| WORK TO DO |
Retype the lines without any changes, beginning with the first line and stopping after the line that contains "stock-tile — [698, 159, 737, 181]".

>> BEGIN SOURCE MATERIAL

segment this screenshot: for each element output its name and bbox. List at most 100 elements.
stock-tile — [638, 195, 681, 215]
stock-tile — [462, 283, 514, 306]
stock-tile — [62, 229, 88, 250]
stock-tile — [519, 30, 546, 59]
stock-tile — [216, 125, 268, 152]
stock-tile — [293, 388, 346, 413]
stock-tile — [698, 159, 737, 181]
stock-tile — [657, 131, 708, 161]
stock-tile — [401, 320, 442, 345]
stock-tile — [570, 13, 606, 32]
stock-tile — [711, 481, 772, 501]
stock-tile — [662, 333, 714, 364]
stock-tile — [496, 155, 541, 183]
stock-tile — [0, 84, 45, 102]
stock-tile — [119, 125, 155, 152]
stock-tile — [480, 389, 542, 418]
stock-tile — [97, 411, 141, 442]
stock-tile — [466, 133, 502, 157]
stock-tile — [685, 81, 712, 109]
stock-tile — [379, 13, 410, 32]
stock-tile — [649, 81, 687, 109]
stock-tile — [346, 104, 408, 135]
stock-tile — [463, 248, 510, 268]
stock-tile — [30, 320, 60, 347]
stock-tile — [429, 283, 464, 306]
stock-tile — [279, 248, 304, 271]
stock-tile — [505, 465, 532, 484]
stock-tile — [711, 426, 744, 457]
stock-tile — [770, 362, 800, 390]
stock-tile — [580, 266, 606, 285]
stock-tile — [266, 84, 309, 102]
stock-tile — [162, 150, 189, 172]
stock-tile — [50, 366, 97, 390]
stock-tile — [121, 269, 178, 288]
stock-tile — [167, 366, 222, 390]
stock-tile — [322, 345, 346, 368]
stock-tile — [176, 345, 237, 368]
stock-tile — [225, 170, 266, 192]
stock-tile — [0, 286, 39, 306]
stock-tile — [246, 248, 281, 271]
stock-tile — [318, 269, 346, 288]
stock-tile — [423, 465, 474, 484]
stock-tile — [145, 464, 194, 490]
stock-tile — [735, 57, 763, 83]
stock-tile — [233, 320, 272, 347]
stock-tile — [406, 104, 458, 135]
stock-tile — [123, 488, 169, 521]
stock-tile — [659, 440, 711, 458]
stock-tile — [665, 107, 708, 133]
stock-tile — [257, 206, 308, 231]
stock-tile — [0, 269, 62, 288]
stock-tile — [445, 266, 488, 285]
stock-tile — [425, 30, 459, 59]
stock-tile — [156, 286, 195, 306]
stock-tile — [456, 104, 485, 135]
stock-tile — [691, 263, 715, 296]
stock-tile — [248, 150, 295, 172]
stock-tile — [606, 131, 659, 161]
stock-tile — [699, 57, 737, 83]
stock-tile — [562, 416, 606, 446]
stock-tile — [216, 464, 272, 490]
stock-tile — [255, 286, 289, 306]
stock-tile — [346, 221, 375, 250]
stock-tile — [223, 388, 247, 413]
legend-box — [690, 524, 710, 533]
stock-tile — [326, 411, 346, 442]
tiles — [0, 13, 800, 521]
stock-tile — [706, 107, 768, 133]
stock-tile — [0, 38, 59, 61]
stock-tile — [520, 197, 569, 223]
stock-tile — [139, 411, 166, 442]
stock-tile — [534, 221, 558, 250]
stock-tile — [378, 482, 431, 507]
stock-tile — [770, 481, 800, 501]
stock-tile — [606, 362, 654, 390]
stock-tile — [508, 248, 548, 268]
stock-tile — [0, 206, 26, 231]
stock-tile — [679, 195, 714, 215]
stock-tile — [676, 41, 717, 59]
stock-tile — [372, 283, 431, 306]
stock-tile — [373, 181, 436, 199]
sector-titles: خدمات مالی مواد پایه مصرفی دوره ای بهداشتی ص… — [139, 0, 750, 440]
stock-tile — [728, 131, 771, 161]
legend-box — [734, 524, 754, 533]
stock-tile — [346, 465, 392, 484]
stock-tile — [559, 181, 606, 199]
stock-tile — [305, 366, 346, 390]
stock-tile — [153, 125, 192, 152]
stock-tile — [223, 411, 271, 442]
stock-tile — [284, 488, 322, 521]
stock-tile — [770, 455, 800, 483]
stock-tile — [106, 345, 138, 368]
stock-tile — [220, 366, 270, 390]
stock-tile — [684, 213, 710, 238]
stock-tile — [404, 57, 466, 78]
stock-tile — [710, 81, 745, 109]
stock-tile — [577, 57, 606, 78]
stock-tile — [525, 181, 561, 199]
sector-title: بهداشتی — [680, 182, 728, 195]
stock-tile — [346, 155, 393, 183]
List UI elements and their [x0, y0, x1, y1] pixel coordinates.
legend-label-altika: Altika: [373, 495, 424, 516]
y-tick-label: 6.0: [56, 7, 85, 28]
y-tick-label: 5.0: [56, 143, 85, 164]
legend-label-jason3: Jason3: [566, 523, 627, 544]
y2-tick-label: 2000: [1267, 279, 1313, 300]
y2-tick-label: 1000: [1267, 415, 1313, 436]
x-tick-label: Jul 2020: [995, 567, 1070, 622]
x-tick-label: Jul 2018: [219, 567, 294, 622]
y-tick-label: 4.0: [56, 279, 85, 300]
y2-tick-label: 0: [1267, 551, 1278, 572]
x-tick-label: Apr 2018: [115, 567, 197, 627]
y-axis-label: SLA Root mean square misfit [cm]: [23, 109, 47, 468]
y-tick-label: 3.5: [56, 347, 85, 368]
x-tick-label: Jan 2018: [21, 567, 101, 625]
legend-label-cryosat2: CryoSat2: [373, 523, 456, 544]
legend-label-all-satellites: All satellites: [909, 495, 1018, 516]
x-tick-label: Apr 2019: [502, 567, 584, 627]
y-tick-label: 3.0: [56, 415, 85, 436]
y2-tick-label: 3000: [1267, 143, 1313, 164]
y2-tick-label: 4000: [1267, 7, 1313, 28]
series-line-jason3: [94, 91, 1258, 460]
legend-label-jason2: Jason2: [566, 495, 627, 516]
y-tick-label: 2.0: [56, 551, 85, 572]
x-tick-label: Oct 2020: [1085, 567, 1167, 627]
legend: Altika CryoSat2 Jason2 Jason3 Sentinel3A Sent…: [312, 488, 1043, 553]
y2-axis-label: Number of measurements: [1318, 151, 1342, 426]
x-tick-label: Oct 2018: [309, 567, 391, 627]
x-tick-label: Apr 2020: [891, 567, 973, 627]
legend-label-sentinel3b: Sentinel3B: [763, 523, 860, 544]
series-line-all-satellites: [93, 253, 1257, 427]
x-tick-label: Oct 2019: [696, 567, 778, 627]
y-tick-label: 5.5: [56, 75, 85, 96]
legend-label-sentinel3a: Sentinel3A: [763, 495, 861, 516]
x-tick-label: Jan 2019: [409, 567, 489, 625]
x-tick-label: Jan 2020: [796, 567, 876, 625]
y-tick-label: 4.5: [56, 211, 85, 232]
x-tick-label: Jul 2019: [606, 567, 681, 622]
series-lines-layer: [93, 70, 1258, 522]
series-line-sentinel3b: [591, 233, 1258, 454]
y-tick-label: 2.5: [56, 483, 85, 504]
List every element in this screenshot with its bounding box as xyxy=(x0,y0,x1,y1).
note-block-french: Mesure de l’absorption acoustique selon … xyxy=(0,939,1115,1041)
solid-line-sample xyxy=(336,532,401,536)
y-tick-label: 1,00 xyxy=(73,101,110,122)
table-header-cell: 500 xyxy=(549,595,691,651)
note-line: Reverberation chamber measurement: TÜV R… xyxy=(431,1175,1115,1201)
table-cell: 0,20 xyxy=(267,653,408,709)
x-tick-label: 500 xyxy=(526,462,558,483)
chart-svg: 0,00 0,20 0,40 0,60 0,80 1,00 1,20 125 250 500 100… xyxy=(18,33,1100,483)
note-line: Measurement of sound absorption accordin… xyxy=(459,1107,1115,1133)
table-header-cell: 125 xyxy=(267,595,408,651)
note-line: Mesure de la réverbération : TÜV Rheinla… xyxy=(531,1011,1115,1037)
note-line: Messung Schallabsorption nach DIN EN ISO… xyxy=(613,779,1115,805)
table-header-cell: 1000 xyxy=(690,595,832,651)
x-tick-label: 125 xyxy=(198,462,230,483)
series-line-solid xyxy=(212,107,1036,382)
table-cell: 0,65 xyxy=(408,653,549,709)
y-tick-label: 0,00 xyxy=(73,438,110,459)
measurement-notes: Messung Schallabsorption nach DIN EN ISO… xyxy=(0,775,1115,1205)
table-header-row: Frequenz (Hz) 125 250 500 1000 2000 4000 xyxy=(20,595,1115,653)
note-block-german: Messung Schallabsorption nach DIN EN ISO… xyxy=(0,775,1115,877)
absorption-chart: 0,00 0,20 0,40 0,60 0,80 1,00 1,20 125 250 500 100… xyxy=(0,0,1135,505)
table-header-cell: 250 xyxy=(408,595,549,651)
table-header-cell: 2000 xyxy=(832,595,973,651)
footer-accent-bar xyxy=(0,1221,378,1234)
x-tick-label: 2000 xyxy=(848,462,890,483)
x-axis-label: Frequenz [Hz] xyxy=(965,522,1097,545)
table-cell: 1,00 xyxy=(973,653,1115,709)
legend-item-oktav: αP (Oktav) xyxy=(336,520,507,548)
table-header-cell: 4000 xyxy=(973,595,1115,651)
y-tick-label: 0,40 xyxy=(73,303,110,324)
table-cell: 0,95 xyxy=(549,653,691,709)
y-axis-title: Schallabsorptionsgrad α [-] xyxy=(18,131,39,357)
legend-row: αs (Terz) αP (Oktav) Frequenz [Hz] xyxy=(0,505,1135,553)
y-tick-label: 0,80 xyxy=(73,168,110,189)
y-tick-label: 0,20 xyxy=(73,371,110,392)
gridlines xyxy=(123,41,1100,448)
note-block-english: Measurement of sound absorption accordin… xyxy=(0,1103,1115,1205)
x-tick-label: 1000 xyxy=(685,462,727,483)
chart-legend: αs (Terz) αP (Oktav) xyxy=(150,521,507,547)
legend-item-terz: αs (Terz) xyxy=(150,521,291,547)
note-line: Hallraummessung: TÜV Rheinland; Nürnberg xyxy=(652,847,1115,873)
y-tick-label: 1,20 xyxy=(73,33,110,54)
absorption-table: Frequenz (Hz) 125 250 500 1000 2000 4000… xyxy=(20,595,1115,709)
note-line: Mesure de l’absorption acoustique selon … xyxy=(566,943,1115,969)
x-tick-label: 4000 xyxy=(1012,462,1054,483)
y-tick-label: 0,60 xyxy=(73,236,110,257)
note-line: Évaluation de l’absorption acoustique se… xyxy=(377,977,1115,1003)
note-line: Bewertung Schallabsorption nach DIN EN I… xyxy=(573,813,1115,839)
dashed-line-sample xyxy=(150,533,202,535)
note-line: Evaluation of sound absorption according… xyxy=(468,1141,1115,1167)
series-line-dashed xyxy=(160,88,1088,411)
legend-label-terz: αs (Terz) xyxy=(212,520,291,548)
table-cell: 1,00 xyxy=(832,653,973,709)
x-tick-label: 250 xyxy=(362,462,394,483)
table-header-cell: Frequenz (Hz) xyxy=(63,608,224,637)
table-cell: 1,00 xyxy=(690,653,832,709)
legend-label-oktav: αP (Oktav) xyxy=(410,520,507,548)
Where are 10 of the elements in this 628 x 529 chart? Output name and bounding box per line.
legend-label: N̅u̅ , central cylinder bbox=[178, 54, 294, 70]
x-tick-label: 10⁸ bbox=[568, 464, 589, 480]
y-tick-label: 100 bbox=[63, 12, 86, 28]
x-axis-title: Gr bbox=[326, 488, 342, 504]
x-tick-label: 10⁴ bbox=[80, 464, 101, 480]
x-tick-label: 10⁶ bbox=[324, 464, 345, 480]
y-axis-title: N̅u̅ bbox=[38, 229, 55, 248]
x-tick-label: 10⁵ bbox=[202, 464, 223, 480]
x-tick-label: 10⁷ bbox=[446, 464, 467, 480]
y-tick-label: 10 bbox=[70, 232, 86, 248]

>> END SOURCE MATERIAL

| THE RESULT |
segment this screenshot: for each element output its name and bbox. List at most 100 elements.
stock-tile — [638, 195, 681, 215]
stock-tile — [462, 283, 514, 306]
stock-tile — [62, 229, 88, 250]
stock-tile — [519, 30, 546, 59]
stock-tile — [216, 125, 268, 152]
stock-tile — [293, 388, 346, 413]
stock-tile — [698, 159, 737, 181]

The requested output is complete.